-- start --

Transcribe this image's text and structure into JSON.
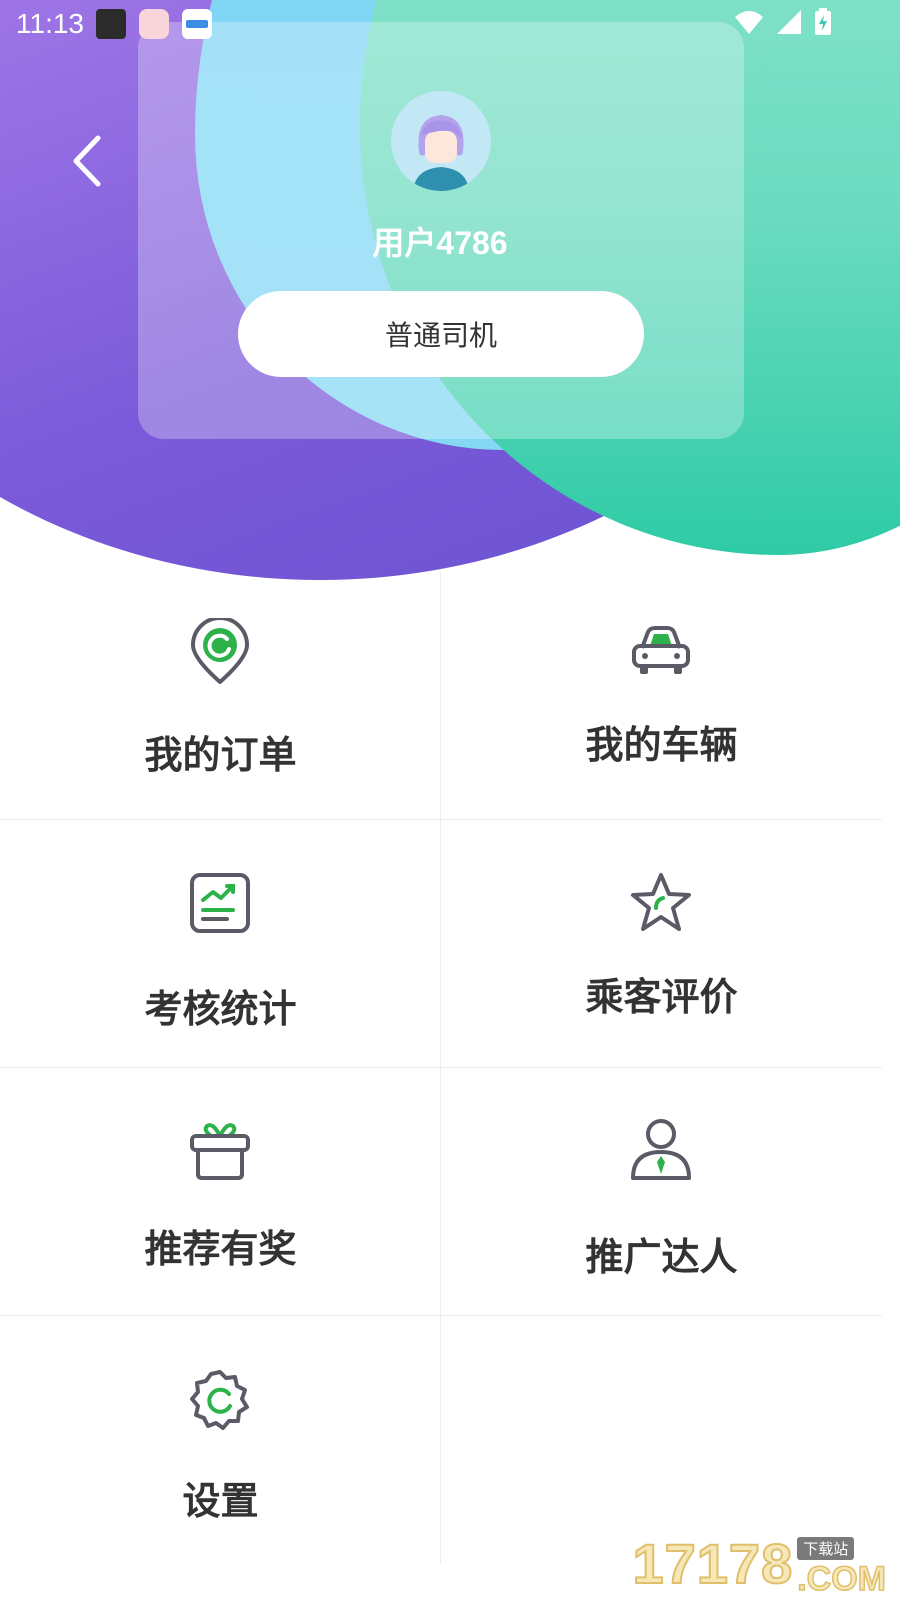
{
  "status_bar": {
    "time": "11:13",
    "apps": [
      "clock-app-icon",
      "food-app-icon",
      "travel-app-icon"
    ],
    "indicators": [
      "wifi-icon",
      "signal-icon",
      "battery-charging-icon"
    ]
  },
  "profile": {
    "username": "用户4786",
    "role": "普通司机"
  },
  "menu": {
    "items": [
      {
        "label": "我的订单",
        "icon": "order-location-icon"
      },
      {
        "label": "我的车辆",
        "icon": "car-icon"
      },
      {
        "label": "考核统计",
        "icon": "stats-chart-icon"
      },
      {
        "label": "乘客评价",
        "icon": "star-icon"
      },
      {
        "label": "推荐有奖",
        "icon": "gift-icon"
      },
      {
        "label": "推广达人",
        "icon": "person-tie-icon"
      },
      {
        "label": "设置",
        "icon": "settings-gear-icon"
      }
    ]
  },
  "watermark": {
    "number": "17178",
    "tag": "下载站",
    "domain": ".COM"
  },
  "colors": {
    "accent_green": "#2db24a",
    "icon_gray": "#5a5b66",
    "purple_bg": "#7a5ad9",
    "teal_bg": "#2fcba6",
    "blue_bg": "#7fd5f7"
  }
}
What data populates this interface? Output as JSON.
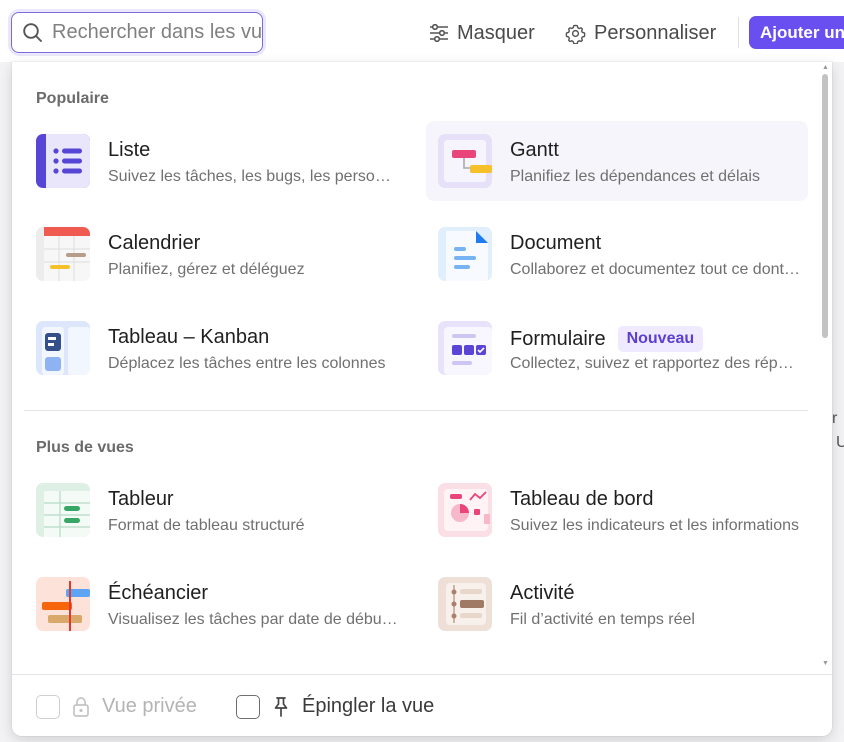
{
  "toolbar": {
    "search_placeholder": "Rechercher dans les vues",
    "hide_label": "Masquer",
    "customize_label": "Personnaliser",
    "add_label": "Ajouter une tâche"
  },
  "background": {
    "peek_1": "r",
    "peek_2": "U"
  },
  "sections": {
    "popular": {
      "title": "Populaire",
      "items": [
        {
          "title": "Liste",
          "desc": "Suivez les tâches, les bugs, les personnes et plus"
        },
        {
          "title": "Gantt",
          "desc": "Planifiez les dépendances et délais"
        },
        {
          "title": "Calendrier",
          "desc": "Planifiez, gérez et déléguez"
        },
        {
          "title": "Document",
          "desc": "Collaborez et documentez tout ce dont vous avez besoin"
        },
        {
          "title": "Tableau – Kanban",
          "desc": "Déplacez les tâches entre les colonnes"
        },
        {
          "title": "Formulaire",
          "desc": "Collectez, suivez et rapportez des réponses",
          "badge": "Nouveau"
        }
      ]
    },
    "more": {
      "title": "Plus de vues",
      "items": [
        {
          "title": "Tableur",
          "desc": "Format de tableau structuré"
        },
        {
          "title": "Tableau de bord",
          "desc": "Suivez les indicateurs et les informations"
        },
        {
          "title": "Échéancier",
          "desc": "Visualisez les tâches par date de début et de fin"
        },
        {
          "title": "Activité",
          "desc": "Fil d’activité en temps réel"
        }
      ]
    }
  },
  "footer": {
    "private_label": "Vue privée",
    "pin_label": "Épingler la vue"
  },
  "colors": {
    "accent": "#6a4ff0",
    "badge_bg": "#efeaff",
    "badge_text": "#5b3fd0"
  },
  "icons": {
    "search": "search-icon",
    "hide": "sliders-icon",
    "customize": "gear-icon",
    "lock": "lock-icon",
    "pin": "pin-icon"
  }
}
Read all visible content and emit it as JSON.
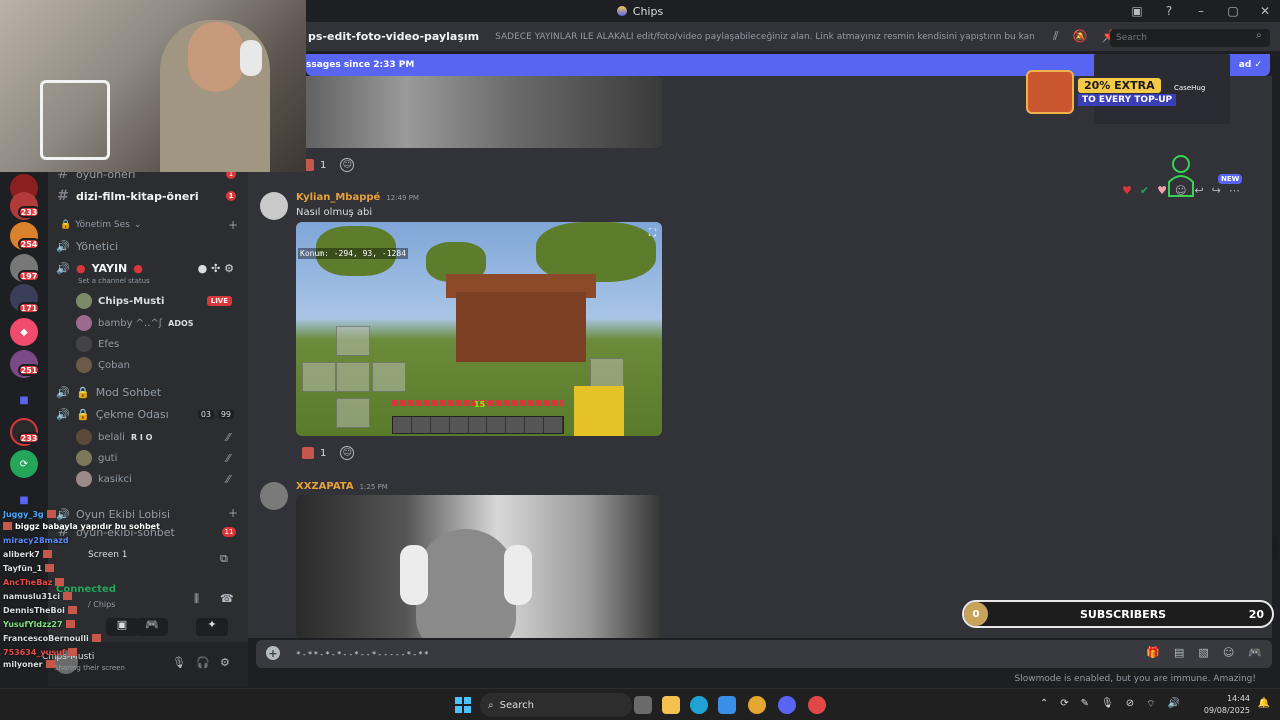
{
  "window": {
    "title": "Chips"
  },
  "rail": {
    "badges": [
      "233",
      "254",
      "197",
      "171",
      "251",
      "233"
    ]
  },
  "sidebar": {
    "channels": [
      {
        "name": "oyun-öneri",
        "unread": "1"
      },
      {
        "name": "dizi-film-kitap-öneri",
        "unread": "1"
      }
    ],
    "category": "Yönetim Ses",
    "voice_channels": {
      "yonetici": "Yönetici",
      "yayin": "YAYIN",
      "yayin_status": "Set a channel status",
      "mod": "Mod Sohbet",
      "cekme": "Çekme Odası",
      "cekme_count_a": "03",
      "cekme_count_b": "99"
    },
    "yayin_users": [
      {
        "name": "Chips-Musti",
        "tag": "LIVE"
      },
      {
        "name": "bamby ^..^ʃ",
        "tag": "ADOS"
      },
      {
        "name": "Efes",
        "tag": ""
      },
      {
        "name": "Çoban",
        "tag": ""
      }
    ],
    "cekme_users": [
      {
        "name": "belali",
        "tag": "R I O"
      },
      {
        "name": "guti",
        "tag": ""
      },
      {
        "name": "kasikci",
        "tag": ""
      }
    ],
    "lobby": "Oyun Ekibi Lobisi",
    "lobby_chat": "oyun-ekibi-sohbet",
    "lobby_unread": "11",
    "screen": "Screen 1",
    "connected": "Connected",
    "connected_path": "/ Chips",
    "user": {
      "name": "Chips-Musti",
      "status": "Sharing their screen"
    }
  },
  "stream_chat": [
    {
      "name": "Juggy_3g",
      "text": ""
    },
    {
      "name": "",
      "text": "biggz babayla yapıdır bu sohbet"
    },
    {
      "name": "miracy28mazd",
      "text": ""
    },
    {
      "name": "aliberk7",
      "text": ""
    },
    {
      "name": "Tayfün_1",
      "text": ""
    },
    {
      "name": "AncTheBaz",
      "text": ""
    },
    {
      "name": "namuslu31ci",
      "text": ""
    },
    {
      "name": "DennisTheBoi",
      "text": ""
    },
    {
      "name": "YusufYldzz27",
      "text": ""
    },
    {
      "name": "FrancescoBernoulli",
      "text": ""
    },
    {
      "name": "753634_yusuf",
      "text": ""
    },
    {
      "name": "milyoner",
      "text": ""
    }
  ],
  "header": {
    "channel": "ps-edit-foto-video-paylaşım",
    "topic": "SADECE YAYINLAR İLE ALAKALI edit/foto/video paylaşabileceğiniz alan. Link atmayınız resmin kendisini yapıştırın bu kanala lütfen, ...",
    "search_placeholder": "Search"
  },
  "new_messages": {
    "text": "ssages since 2:33 PM",
    "right": "ad"
  },
  "messages": [
    {
      "author": "Kylian_Mbappé",
      "time": "12:49 PM",
      "text": "Nasıl olmuş abi",
      "author_color": "#e8a13a",
      "reaction_count": "1"
    },
    {
      "author": "XXZAPATA",
      "time": "1:25 PM",
      "text": "",
      "author_color": "#e8a13a"
    }
  ],
  "first_reaction_count": "1",
  "minecraft": {
    "coords": "Konum: -294, 93, -1284",
    "level": "15"
  },
  "ad": {
    "headline": "20% EXTRA",
    "sub": "TO EVERY TOP-UP",
    "brand": "CaseHug"
  },
  "new_tag": "NEW",
  "subscribers": {
    "current": "0",
    "label": "SUBSCRIBERS",
    "goal": "20"
  },
  "composer": {
    "value": "*-**-*-*--*--*-----*-**"
  },
  "slowmode": "Slowmode is enabled, but you are immune. Amazing!",
  "taskbar": {
    "search": "Search",
    "time": "14:44",
    "date": "09/08/2025"
  }
}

-- end --

→ **Exercise prompt**: Repeat the material above in full and exactly, omitting the pictures.

→ **Answer to the task**:
Transcribe this image's text and structure into JSON.
{
  "status_bar": {
    "time": "11:13",
    "apps": [
      "clock-app-icon",
      "food-app-icon",
      "travel-app-icon"
    ],
    "indicators": [
      "wifi-icon",
      "signal-icon",
      "battery-charging-icon"
    ]
  },
  "profile": {
    "username": "用户4786",
    "role": "普通司机"
  },
  "menu": {
    "items": [
      {
        "label": "我的订单",
        "icon": "order-location-icon"
      },
      {
        "label": "我的车辆",
        "icon": "car-icon"
      },
      {
        "label": "考核统计",
        "icon": "stats-chart-icon"
      },
      {
        "label": "乘客评价",
        "icon": "star-icon"
      },
      {
        "label": "推荐有奖",
        "icon": "gift-icon"
      },
      {
        "label": "推广达人",
        "icon": "person-tie-icon"
      },
      {
        "label": "设置",
        "icon": "settings-gear-icon"
      }
    ]
  },
  "watermark": {
    "number": "17178",
    "tag": "下载站",
    "domain": ".COM"
  },
  "colors": {
    "accent_green": "#2db24a",
    "icon_gray": "#5a5b66",
    "purple_bg": "#7a5ad9",
    "teal_bg": "#2fcba6",
    "blue_bg": "#7fd5f7"
  }
}
What data populates this interface? Output as JSON.
{
  "toolbar": {
    "search_placeholder": "Rechercher dans les vues",
    "hide_label": "Masquer",
    "customize_label": "Personnaliser",
    "add_label": "Ajouter une tâche"
  },
  "background": {
    "peek_1": "r",
    "peek_2": "U"
  },
  "sections": {
    "popular": {
      "title": "Populaire",
      "items": [
        {
          "title": "Liste",
          "desc": "Suivez les tâches, les bugs, les personnes et plus"
        },
        {
          "title": "Gantt",
          "desc": "Planifiez les dépendances et délais"
        },
        {
          "title": "Calendrier",
          "desc": "Planifiez, gérez et déléguez"
        },
        {
          "title": "Document",
          "desc": "Collaborez et documentez tout ce dont vous avez besoin"
        },
        {
          "title": "Tableau – Kanban",
          "desc": "Déplacez les tâches entre les colonnes"
        },
        {
          "title": "Formulaire",
          "desc": "Collectez, suivez et rapportez des réponses",
          "badge": "Nouveau"
        }
      ]
    },
    "more": {
      "title": "Plus de vues",
      "items": [
        {
          "title": "Tableur",
          "desc": "Format de tableau structuré"
        },
        {
          "title": "Tableau de bord",
          "desc": "Suivez les indicateurs et les informations"
        },
        {
          "title": "Échéancier",
          "desc": "Visualisez les tâches par date de début et de fin"
        },
        {
          "title": "Activité",
          "desc": "Fil d’activité en temps réel"
        }
      ]
    }
  },
  "footer": {
    "private_label": "Vue privée",
    "pin_label": "Épingler la vue"
  },
  "colors": {
    "accent": "#6a4ff0",
    "badge_bg": "#efeaff",
    "badge_text": "#5b3fd0"
  },
  "icons": {
    "search": "search-icon",
    "hide": "sliders-icon",
    "customize": "gear-icon",
    "lock": "lock-icon",
    "pin": "pin-icon"
  }
}
Read all visible content and emit it as JSON.
{
  "window": {
    "title": "Chips"
  },
  "rail": {
    "badges": [
      "233",
      "254",
      "197",
      "171",
      "251",
      "233"
    ]
  },
  "sidebar": {
    "channels": [
      {
        "name": "oyun-öneri",
        "unread": "1"
      },
      {
        "name": "dizi-film-kitap-öneri",
        "unread": "1"
      }
    ],
    "category": "Yönetim Ses",
    "voice_channels": {
      "yonetici": "Yönetici",
      "yayin": "YAYIN",
      "yayin_status": "Set a channel status",
      "mod": "Mod Sohbet",
      "cekme": "Çekme Odası",
      "cekme_count_a": "03",
      "cekme_count_b": "99"
    },
    "yayin_users": [
      {
        "name": "Chips-Musti",
        "tag": "LIVE"
      },
      {
        "name": "bamby ^..^ʃ",
        "tag": "ADOS"
      },
      {
        "name": "Efes",
        "tag": ""
      },
      {
        "name": "Çoban",
        "tag": ""
      }
    ],
    "cekme_users": [
      {
        "name": "belali",
        "tag": "R I O"
      },
      {
        "name": "guti",
        "tag": ""
      },
      {
        "name": "kasikci",
        "tag": ""
      }
    ],
    "lobby": "Oyun Ekibi Lobisi",
    "lobby_chat": "oyun-ekibi-sohbet",
    "lobby_unread": "11",
    "screen": "Screen 1",
    "connected": "Connected",
    "connected_path": "/ Chips",
    "user": {
      "name": "Chips-Musti",
      "status": "Sharing their screen"
    }
  },
  "stream_chat": [
    {
      "name": "Juggy_3g",
      "text": ""
    },
    {
      "name": "",
      "text": "biggz babayla yapıdır bu sohbet"
    },
    {
      "name": "miracy28mazd",
      "text": ""
    },
    {
      "name": "aliberk7",
      "text": ""
    },
    {
      "name": "Tayfün_1",
      "text": ""
    },
    {
      "name": "AncTheBaz",
      "text": ""
    },
    {
      "name": "namuslu31ci",
      "text": ""
    },
    {
      "name": "DennisTheBoi",
      "text": ""
    },
    {
      "name": "YusufYldzz27",
      "text": ""
    },
    {
      "name": "FrancescoBernoulli",
      "text": ""
    },
    {
      "name": "753634_yusuf",
      "text": ""
    },
    {
      "name": "milyoner",
      "text": ""
    }
  ],
  "header": {
    "channel": "ps-edit-foto-video-paylaşım",
    "topic": "SADECE YAYINLAR İLE ALAKALI edit/foto/video paylaşabileceğiniz alan. Link atmayınız resmin kendisini yapıştırın bu kanala lütfen, ...",
    "search_placeholder": "Search"
  },
  "new_messages": {
    "text": "ssages since 2:33 PM",
    "right": "ad"
  },
  "messages": [
    {
      "author": "Kylian_Mbappé",
      "time": "12:49 PM",
      "text": "Nasıl olmuş abi",
      "author_color": "#e8a13a",
      "reaction_count": "1"
    },
    {
      "author": "XXZAPATA",
      "time": "1:25 PM",
      "text": "",
      "author_color": "#e8a13a"
    }
  ],
  "first_reaction_count": "1",
  "minecraft": {
    "coords": "Konum: -294, 93, -1284",
    "level": "15"
  },
  "ad": {
    "headline": "20% EXTRA",
    "sub": "TO EVERY TOP-UP",
    "brand": "CaseHug"
  },
  "new_tag": "NEW",
  "subscribers": {
    "current": "0",
    "label": "SUBSCRIBERS",
    "goal": "20"
  },
  "composer": {
    "value": "*-**-*-*--*--*-----*-**"
  },
  "slowmode": "Slowmode is enabled, but you are immune. Amazing!",
  "taskbar": {
    "search": "Search",
    "time": "14:44",
    "date": "09/08/2025"
  }
}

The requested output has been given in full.